* _TASK DIRECTIONS_:
Count how many lines hold the word "image" and give that number as the whole answer.

* _SOURCE MATERIAL_:
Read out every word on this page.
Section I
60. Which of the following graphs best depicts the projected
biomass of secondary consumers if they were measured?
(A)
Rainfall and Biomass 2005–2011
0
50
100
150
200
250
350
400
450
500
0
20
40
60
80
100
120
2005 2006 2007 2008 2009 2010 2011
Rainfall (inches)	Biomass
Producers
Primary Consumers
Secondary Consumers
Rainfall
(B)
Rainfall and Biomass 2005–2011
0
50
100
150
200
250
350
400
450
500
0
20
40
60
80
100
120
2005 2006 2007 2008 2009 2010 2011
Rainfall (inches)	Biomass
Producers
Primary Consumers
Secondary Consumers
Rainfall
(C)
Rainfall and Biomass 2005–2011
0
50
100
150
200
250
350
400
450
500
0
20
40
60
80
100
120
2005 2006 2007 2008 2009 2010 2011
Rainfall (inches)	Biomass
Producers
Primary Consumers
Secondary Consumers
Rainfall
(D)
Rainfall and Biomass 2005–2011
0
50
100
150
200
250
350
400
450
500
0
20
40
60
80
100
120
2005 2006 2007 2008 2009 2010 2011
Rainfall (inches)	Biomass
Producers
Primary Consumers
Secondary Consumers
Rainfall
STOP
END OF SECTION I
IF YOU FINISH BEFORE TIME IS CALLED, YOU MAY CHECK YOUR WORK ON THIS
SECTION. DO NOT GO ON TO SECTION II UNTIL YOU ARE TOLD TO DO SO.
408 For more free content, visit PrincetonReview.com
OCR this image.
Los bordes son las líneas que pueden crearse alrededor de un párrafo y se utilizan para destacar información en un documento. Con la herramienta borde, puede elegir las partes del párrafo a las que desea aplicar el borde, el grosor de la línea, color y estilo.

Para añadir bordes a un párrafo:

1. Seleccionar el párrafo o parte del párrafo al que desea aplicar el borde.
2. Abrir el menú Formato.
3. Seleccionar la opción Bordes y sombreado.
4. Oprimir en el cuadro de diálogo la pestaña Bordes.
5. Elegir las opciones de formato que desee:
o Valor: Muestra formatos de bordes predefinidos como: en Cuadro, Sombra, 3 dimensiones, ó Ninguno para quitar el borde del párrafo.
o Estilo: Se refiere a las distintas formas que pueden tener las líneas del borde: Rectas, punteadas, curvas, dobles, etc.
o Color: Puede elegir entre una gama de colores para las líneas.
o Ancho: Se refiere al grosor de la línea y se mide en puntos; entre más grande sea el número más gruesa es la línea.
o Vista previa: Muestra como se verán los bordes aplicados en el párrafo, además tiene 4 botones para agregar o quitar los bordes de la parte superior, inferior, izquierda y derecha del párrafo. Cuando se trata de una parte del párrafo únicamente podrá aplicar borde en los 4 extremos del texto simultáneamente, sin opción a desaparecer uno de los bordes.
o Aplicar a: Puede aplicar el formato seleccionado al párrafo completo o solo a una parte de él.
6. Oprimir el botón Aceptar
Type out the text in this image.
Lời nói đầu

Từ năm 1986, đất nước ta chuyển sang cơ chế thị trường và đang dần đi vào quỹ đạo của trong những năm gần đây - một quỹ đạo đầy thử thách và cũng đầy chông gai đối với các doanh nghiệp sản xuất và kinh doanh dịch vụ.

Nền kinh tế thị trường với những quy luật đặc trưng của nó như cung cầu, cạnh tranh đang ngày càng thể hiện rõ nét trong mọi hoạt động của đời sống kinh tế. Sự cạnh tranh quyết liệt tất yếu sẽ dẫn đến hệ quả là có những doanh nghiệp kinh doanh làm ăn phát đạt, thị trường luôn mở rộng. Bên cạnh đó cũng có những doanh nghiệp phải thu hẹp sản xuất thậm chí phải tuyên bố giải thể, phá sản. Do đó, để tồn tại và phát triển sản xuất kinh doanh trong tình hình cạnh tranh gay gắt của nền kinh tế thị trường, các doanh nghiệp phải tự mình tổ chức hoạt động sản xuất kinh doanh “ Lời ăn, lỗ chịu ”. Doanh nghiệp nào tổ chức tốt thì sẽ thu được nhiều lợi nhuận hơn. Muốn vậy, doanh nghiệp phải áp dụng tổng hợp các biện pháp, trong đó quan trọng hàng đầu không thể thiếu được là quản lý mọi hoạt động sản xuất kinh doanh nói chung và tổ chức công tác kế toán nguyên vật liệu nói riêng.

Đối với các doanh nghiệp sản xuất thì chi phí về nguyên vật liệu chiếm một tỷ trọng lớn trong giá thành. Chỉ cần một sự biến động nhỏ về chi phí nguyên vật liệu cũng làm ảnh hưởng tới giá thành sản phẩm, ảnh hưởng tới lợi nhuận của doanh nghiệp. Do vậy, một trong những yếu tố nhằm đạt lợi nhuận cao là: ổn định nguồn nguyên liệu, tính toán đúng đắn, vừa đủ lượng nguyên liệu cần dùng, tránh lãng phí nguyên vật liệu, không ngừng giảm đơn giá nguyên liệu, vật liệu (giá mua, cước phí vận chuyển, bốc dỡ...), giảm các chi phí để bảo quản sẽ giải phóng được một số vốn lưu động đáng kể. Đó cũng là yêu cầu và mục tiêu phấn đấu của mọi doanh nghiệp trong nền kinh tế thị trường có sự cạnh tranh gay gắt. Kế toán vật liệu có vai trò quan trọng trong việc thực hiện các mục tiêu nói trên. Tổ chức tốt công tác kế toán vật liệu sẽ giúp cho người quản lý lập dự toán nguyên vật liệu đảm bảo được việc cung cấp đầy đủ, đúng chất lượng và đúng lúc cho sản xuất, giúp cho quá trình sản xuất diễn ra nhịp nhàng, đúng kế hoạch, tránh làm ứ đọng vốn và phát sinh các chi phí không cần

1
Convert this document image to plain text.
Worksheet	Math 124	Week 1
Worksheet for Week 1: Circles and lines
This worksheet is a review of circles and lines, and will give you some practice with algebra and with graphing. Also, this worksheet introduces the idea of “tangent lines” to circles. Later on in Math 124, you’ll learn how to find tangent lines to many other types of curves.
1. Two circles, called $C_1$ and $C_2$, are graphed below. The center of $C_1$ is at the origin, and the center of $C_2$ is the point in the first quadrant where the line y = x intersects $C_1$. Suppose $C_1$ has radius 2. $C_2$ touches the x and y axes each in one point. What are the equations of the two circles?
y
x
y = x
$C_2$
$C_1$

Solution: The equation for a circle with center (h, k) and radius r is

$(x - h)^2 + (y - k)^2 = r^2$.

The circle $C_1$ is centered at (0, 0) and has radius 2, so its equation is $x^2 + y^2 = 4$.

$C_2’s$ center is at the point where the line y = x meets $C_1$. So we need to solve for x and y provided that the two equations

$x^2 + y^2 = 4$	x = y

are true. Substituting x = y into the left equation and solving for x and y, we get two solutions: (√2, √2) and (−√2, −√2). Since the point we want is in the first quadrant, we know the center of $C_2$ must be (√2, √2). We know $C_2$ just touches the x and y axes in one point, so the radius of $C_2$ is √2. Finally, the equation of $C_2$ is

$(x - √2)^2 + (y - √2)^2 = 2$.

* _EXPECTED ANSWER_:
3